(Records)

## Start

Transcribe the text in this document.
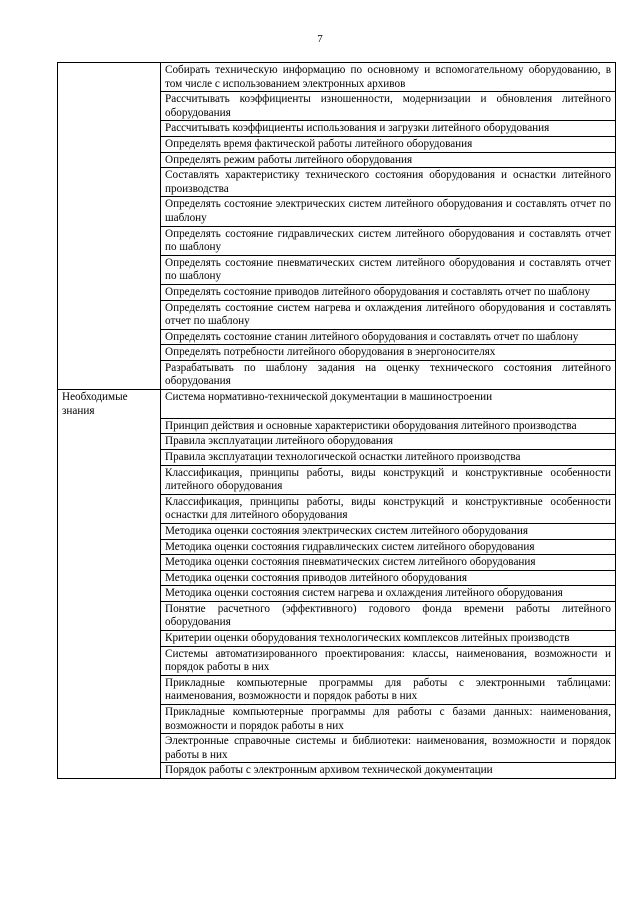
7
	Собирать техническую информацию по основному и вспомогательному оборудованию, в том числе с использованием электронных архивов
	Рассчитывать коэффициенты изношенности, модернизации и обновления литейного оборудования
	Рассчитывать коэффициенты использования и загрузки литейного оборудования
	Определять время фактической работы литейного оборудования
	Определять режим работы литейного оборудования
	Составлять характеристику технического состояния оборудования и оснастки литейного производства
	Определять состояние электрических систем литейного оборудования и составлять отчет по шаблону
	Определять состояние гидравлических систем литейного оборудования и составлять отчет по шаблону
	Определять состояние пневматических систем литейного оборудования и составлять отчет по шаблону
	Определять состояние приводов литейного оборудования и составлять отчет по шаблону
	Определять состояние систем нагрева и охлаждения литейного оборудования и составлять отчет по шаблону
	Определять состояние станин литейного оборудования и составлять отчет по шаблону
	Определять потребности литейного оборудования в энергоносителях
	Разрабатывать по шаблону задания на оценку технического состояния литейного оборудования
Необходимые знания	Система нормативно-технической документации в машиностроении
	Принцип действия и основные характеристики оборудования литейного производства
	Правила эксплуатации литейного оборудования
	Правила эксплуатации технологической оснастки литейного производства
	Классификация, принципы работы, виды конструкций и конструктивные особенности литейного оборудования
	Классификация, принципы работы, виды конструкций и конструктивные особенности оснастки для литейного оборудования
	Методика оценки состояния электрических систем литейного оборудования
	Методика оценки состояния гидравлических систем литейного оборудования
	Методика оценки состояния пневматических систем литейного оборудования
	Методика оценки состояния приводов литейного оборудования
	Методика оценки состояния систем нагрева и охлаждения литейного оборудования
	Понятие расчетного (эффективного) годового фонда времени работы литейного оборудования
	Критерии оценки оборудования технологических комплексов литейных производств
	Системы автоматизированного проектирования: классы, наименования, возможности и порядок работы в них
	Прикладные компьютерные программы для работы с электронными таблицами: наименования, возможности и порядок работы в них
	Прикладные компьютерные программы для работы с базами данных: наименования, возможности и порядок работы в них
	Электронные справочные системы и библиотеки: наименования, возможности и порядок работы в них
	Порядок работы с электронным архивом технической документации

## End
## Start

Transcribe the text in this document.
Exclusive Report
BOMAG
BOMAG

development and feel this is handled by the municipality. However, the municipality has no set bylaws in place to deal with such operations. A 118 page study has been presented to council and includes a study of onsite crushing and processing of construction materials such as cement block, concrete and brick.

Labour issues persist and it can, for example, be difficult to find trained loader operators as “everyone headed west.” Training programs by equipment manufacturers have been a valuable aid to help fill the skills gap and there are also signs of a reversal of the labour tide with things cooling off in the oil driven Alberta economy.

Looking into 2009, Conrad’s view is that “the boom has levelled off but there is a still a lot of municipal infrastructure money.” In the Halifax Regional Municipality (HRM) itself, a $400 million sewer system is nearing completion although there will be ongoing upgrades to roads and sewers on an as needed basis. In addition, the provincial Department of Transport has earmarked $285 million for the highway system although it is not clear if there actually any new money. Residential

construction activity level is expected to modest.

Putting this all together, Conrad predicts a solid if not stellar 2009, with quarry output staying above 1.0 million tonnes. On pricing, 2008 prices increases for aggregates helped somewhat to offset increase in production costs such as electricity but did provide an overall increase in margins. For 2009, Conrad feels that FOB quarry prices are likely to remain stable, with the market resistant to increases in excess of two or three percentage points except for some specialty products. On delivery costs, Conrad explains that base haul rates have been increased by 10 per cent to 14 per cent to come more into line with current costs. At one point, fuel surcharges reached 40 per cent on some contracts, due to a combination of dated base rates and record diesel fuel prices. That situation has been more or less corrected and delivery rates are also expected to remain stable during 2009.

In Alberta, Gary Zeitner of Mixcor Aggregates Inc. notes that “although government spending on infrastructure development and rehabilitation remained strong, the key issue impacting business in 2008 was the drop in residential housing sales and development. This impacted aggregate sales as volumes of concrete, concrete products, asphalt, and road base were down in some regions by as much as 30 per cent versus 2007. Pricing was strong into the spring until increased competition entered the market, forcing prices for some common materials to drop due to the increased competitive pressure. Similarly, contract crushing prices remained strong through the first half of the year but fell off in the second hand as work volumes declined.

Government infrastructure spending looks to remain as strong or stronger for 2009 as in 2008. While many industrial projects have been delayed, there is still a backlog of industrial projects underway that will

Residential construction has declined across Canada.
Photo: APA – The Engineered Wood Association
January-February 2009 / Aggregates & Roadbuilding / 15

## End

▸ **Exercise details**
From the data above, show each line that contains "состояния".

▸ **Solution**
	Составлять характеристику технического состояния оборудования и оснастки литейного производства
	Разрабатывать по шаблону задания на оценку технического состояния литейного оборудования
	Методика оценки состояния электрических систем литейного оборудования
	Методика оценки состояния гидравлических систем литейного оборудования
	Методика оценки состояния пневматических систем литейного оборудования
	Методика оценки состояния приводов литейного оборудования
	Методика оценки состояния систем нагрева и охлаждения литейного оборудования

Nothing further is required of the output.